- [Your instructions]: Repeat the span of the entries below that starts at the line with "What's the underlying" and ends at the line with "Decode this chart: output", nothing more. Skip the pictures.

[Entries with figure data]
————————

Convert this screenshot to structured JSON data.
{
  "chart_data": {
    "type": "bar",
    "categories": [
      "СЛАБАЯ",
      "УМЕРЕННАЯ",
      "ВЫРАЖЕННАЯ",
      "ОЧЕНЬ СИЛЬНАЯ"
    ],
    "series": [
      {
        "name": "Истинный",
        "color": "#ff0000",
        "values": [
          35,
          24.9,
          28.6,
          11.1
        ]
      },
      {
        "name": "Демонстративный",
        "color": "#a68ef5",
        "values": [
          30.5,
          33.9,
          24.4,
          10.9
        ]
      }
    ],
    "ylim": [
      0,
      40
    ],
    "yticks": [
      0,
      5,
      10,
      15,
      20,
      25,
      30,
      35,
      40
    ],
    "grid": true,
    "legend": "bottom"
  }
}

————————

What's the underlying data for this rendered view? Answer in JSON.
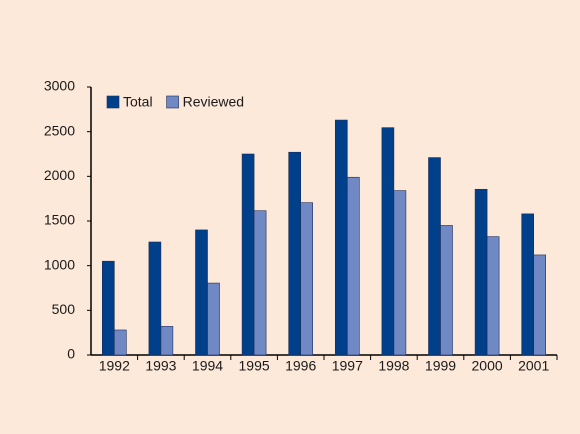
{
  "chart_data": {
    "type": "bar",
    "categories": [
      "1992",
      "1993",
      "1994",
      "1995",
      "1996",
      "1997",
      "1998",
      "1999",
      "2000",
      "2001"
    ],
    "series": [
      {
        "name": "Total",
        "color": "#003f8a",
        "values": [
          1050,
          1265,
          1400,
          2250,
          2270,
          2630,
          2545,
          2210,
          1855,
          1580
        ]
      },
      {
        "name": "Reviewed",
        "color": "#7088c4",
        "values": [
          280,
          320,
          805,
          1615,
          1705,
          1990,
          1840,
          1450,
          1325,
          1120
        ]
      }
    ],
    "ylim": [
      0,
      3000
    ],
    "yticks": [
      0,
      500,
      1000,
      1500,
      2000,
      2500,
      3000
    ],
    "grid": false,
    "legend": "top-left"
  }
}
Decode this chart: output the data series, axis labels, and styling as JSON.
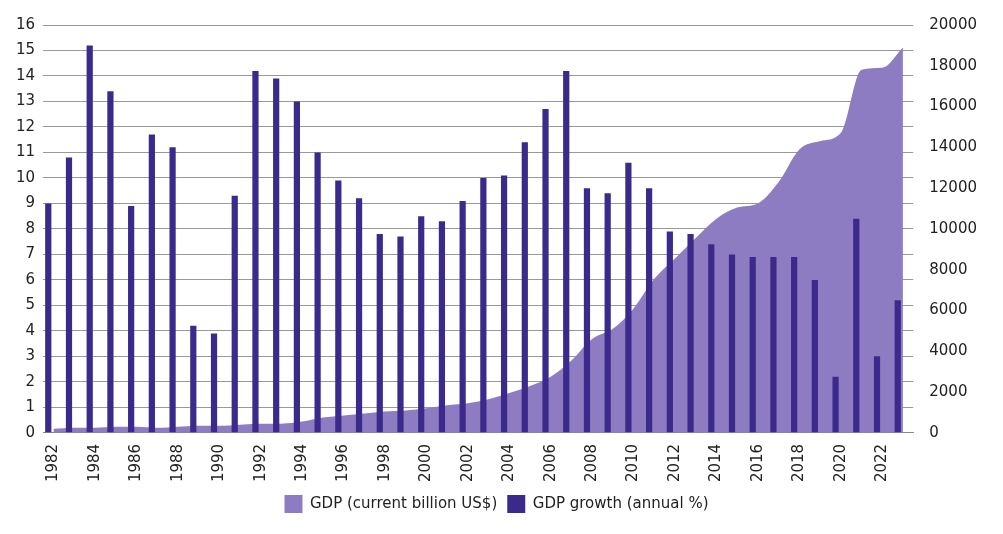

————————

- [Answer to this problem]:
What's the underlying data for this rendered view? Answer in JSON.
{
  "chart_data": {
    "type": "bar",
    "categories": [
      "1992",
      "1993",
      "1994",
      "1995",
      "1996",
      "1997",
      "1998",
      "1999",
      "2000",
      "2001"
    ],
    "series": [
      {
        "name": "Total",
        "color": "#003f8a",
        "values": [
          1050,
          1265,
          1400,
          2250,
          2270,
          2630,
          2545,
          2210,
          1855,
          1580
        ]
      },
      {
        "name": "Reviewed",
        "color": "#7088c4",
        "values": [
          280,
          320,
          805,
          1615,
          1705,
          1990,
          1840,
          1450,
          1325,
          1120
        ]
      }
    ],
    "ylim": [
      0,
      3000
    ],
    "yticks": [
      0,
      500,
      1000,
      1500,
      2000,
      2500,
      3000
    ],
    "grid": false,
    "legend": "top-left"
  }
}
Decode this chart: output the data series, axis labels, and styling as JSON.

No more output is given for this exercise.